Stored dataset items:
--- Begin ---
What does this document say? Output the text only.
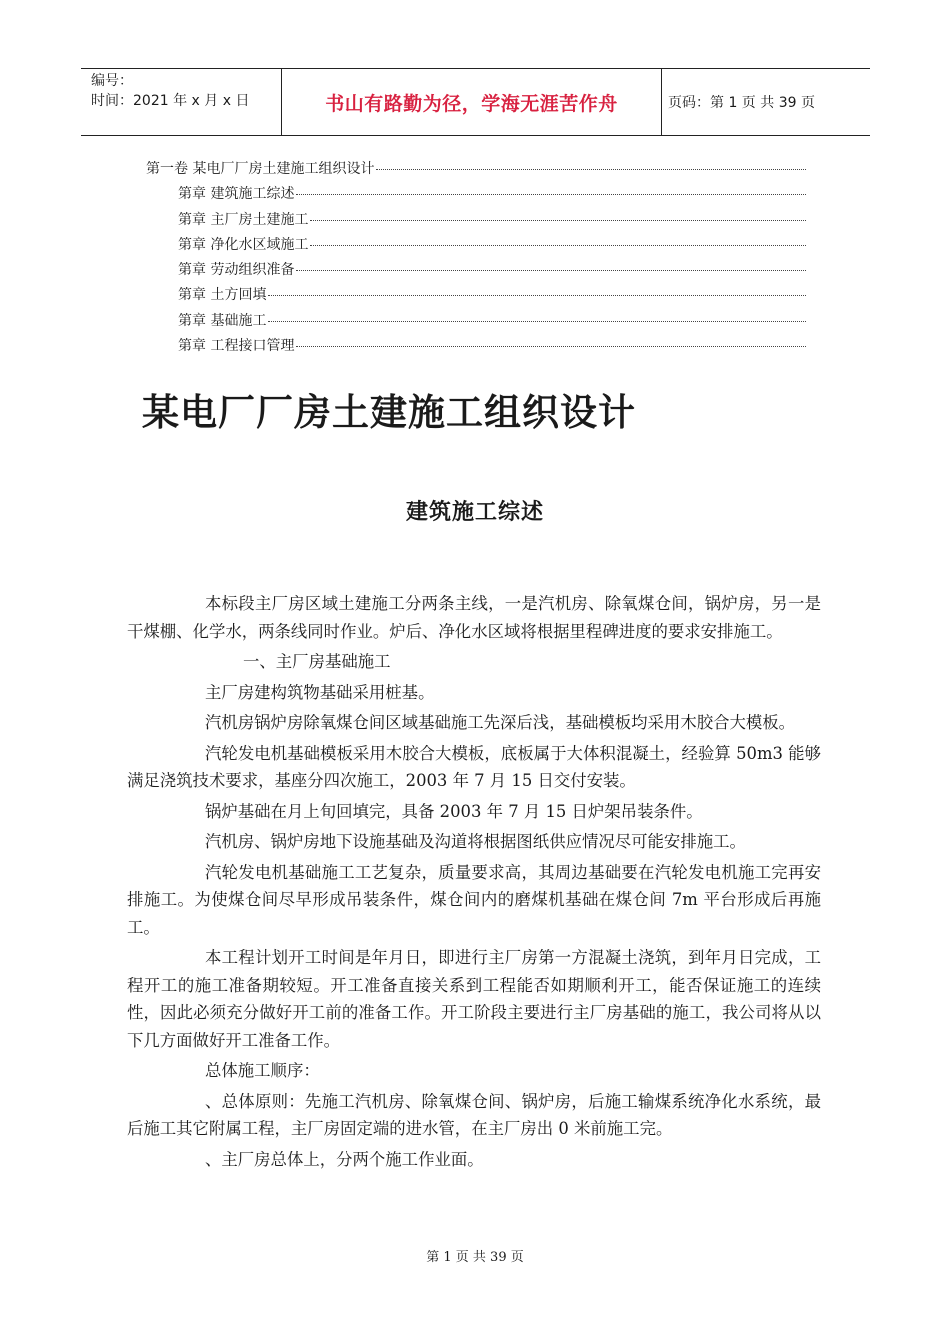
编号：
时间：2021 年 x 月 x 日	书山有路勤为径，学海无涯苦作舟	页码：第 1 页 共 39 页
第一卷 某电厂厂房土建施工组织设计
第章 建筑施工综述
第章 主厂房土建施工
第章 净化水区域施工
第章 劳动组织准备
第章 土方回填
第章 基础施工
第章 工程接口管理
某电厂厂房土建施工组织设计
建筑施工综述

本标段主厂房区域土建施工分两条主线，一是汽机房、除氧煤仓间，锅炉房，另一是干煤棚、化学水，两条线同时作业。炉后、净化水区域将根据里程碑进度的要求安排施工。

一、主厂房基础施工

主厂房建构筑物基础采用桩基。

汽机房锅炉房除氧煤仓间区域基础施工先深后浅，基础模板均采用木胶合大模板。

汽轮发电机基础模板采用木胶合大模板，底板属于大体积混凝土，经验算 50m3 能够满足浇筑技术要求，基座分四次施工，2003 年 7 月 15 日交付安装。

锅炉基础在月上旬回填完，具备 2003 年 7 月 15 日炉架吊装条件。

汽机房、锅炉房地下设施基础及沟道将根据图纸供应情况尽可能安排施工。

汽轮发电机基础施工工艺复杂，质量要求高，其周边基础要在汽轮发电机施工完再安排施工。为使煤仓间尽早形成吊装条件，煤仓间内的磨煤机基础在煤仓间 7m 平台形成后再施工。

本工程计划开工时间是年月日，即进行主厂房第一方混凝土浇筑，到年月日完成，工程开工的施工准备期较短。开工准备直接关系到工程能否如期顺利开工，能否保证施工的连续性，因此必须充分做好开工前的准备工作。开工阶段主要进行主厂房基础的施工，我公司将从以下几方面做好开工准备工作。

总体施工顺序：

、总体原则：先施工汽机房、除氧煤仓间、锅炉房，后施工输煤系统净化水系统，最后施工其它附属工程，主厂房固定端的进水管，在主厂房出 0 米前施工完。

、主厂房总体上，分两个施工作业面。

第 1 页 共 39 页
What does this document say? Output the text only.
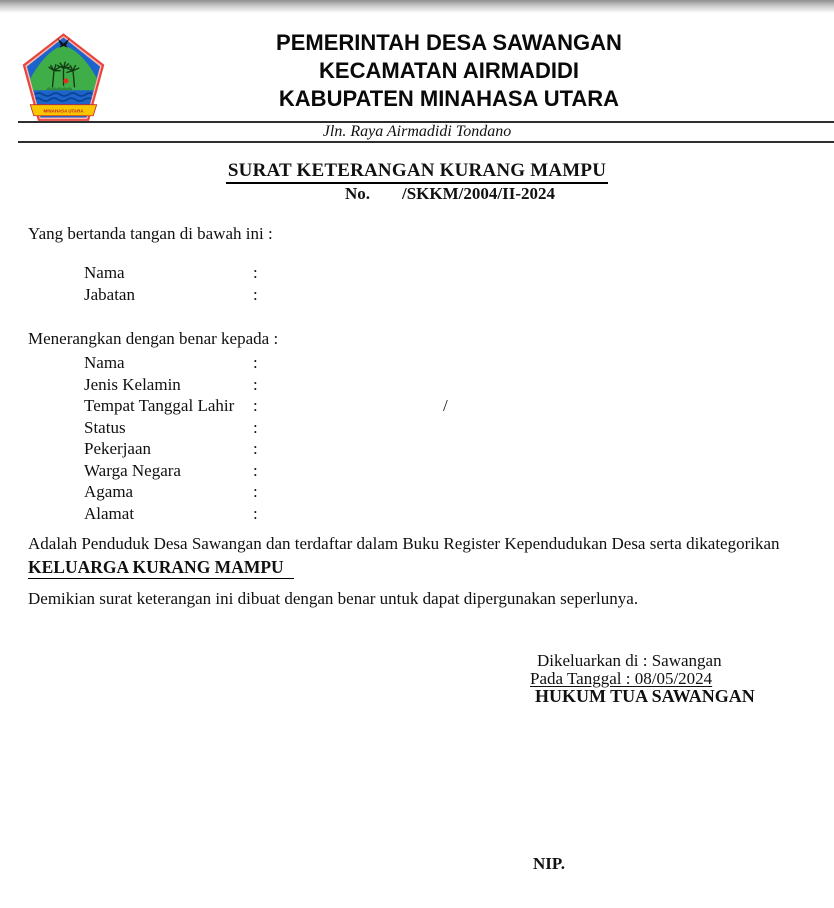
MINAHASA UTARA
PEMERINTAH DESA SAWANGAN
KECAMATAN AIRMADIDI
KABUPATEN MINAHASA UTARA
Jln. Raya Airmadidi Tondano
SURAT KETERANGAN KURANG MAMPU
No. /SKKM/2004/II-2024
Yang bertanda tangan di bawah ini :
Nama	:
Jabatan	:
Menerangkan dengan benar kepada :
Nama	:
Jenis Kelamin	:
Tempat Tanggal Lahir :	/
Status	:
Pekerjaan	:
Warga Negara	:
Agama	:
Alamat	:
Adalah Penduduk Desa Sawangan dan terdaftar dalam Buku Register Kependudukan Desa serta dikategorikan
KELUARGA KURANG MAMPU
Demikian surat keterangan ini dibuat dengan benar untuk dapat dipergunakan seperlunya.
Dikeluarkan di : Sawangan
Pada Tanggal : 08/05/2024
HUKUM TUA SAWANGAN
NIP.
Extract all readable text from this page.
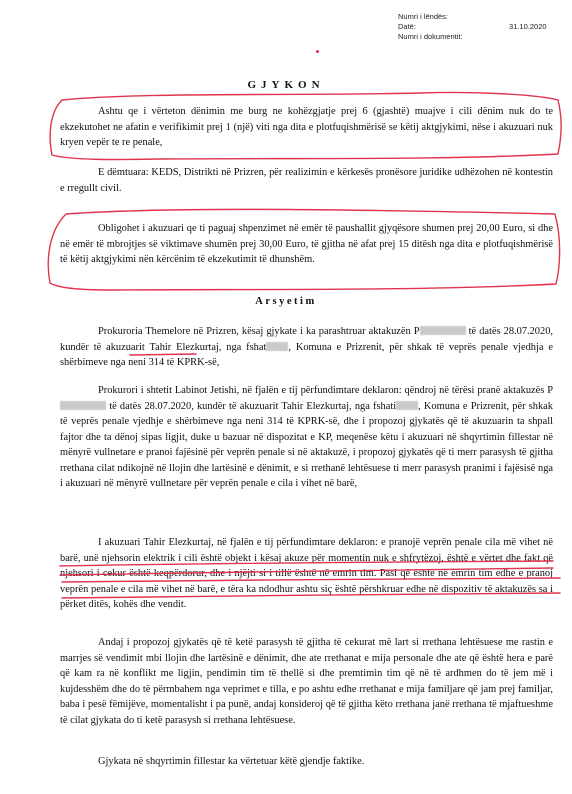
Numri i lëndës:
Datë:	31.10.2020
Numri i dokumentit:
GJYKON

Ashtu qe i vërteton dënimin me burg ne kohëzgjatje prej 6 (gjashtë) muajve i cili dënim nuk do te ekzekutohet ne afatin e verifikimit prej 1 (një) viti nga dita e plotfuqishmërisë se këtij aktgjykimi, nëse i akuzuari nuk kryen vepër te re penale,

E dëmtuara: KEDS, Distrikti në Prizren, për realizimin e kërkesës pronësore juridike udhëzohen në kontestin e rregullt civil.

Obligohet i akuzuari qe ti paguaj shpenzimet në emër të paushallit gjyqësore shumen prej 20,00 Euro, si dhe në emër të mbrojtjes së viktimave shumën prej 30,00 Euro, të gjitha në afat prej 15 ditësh nga dita e plotfuqishmërisë të këtij aktgjykimi nën kërcënim të ekzekutimit të dhunshëm.

Arsyetim

Prokuroria Themelore në Prizren, kësaj gjykate i ka parashtruar aktakuzën P	të datës 28.07.2020, kundër të akuzuarit Tahir Elezkurtaj, nga fshat , Komuna e Prizrenit, për shkak të veprës penale vjedhja e shërbimeve nga neni 314 të KPRK-së,

Prokurori i shtetit Labinot Jetishi, në fjalën e tij përfundimtare deklaron: qëndroj në tërësi pranë aktakuzës P të datës 28.07.2020, kundër të akuzuarit Tahir Elezkurtaj, nga fshati , Komuna e Prizrenit, për shkak të veprës penale vjedhje e shërbimeve nga neni 314 të KPRK-së, dhe i propozoj gjykatës që të akuzuarin ta shpall fajtor dhe ta dënoj sipas ligjit, duke u bazuar në dispozitat e KP, meqenëse këtu i akuzuari në shqyrtimin fillestar në mënyrë vullnetare e pranoi fajësinë për veprën penale si në aktakuzë, i propozoj gjykatës që ti merr parasysh të gjitha rrethana cilat ndikojnë në llojin dhe lartësinë e dënimit, e si rrethanë lehtësuese ti merr parasysh pranimi i fajësisë nga i akuzuari në mënyrë vullnetare për veprën penale e cila i vihet në barë,

I akuzuari Tahir Elezkurtaj, në fjalën e tij përfundimtare deklaron: e pranojë veprën penale cila më vihet në barë, unë njehsorin elektrik i cili është objekt i kësaj akuze për momentin nuk e shfrytëzoj, është e vërtet dhe fakt që njehsori i cekur është keqpërdorur, dhe i njëjti si i tillë është në emrin tim. Pasi që është në emrin tim edhe e pranoj veprën penale e cila më vihet në barë, e tëra ka ndodhur ashtu siç është përshkruar edhe në dispozitiv të aktakuzës sa i përket ditës, kohës dhe vendit.

Andaj i propozoj gjykatës që të ketë parasysh të gjitha të cekurat më lart si rrethana lehtësuese me rastin e marrjes së vendimit mbi llojin dhe lartësinë e dënimit, dhe ate rrethanat e mija personale dhe ate që është hera e parë që kam ra në konflikt me ligjin, pendimin tim të thellë si dhe premtimin tim që në të ardhmen do të jem më i kujdesshëm dhe do të përmbahem nga veprimet e tilla, e po ashtu edhe rrethanat e mija familjare që jam prej familjar, baba i pesë fëmijëve, momentalisht i pa punë, andaj konsideroj që të gjitha këto rrethana janë rrethana të mjaftueshme të cilat gjykata do ti ketë parasysh si rrethana lehtësuese.

Gjykata në shqyrtimin fillestar ka vërtetuar këtë gjendje faktike.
--- End ---
» **The problem**
Report all lines of the data above that include the string "cili".

» **Exercise answer**
Ashtu qe i vërteton dënimin me burg ne kohëzgjatje prej 6 (gjashtë) muajve i cili dënim nuk do te ekzekutohet ne afatin e verifikimit prej 1 (një) viti nga dita e plotfuqishmërisë se këtij aktgjykimi, nëse i akuzuari nuk kryen vepër te re penale,
I akuzuari Tahir Elezkurtaj, në fjalën e tij përfundimtare deklaron: e pranojë veprën penale cila më vihet në barë, unë njehsorin elektrik i cili është objekt i kësaj akuze për momentin nuk e shfrytëzoj, është e vërtet dhe fakt që njehsori i cekur është keqpërdorur, dhe i njëjti si i tillë është në emrin tim. Pasi që është në emrin tim edhe e pranoj veprën penale e cila më vihet në barë, e tëra ka ndodhur ashtu siç është përshkruar edhe në dispozitiv të aktakuzës sa i përket ditës, kohës dhe vendit.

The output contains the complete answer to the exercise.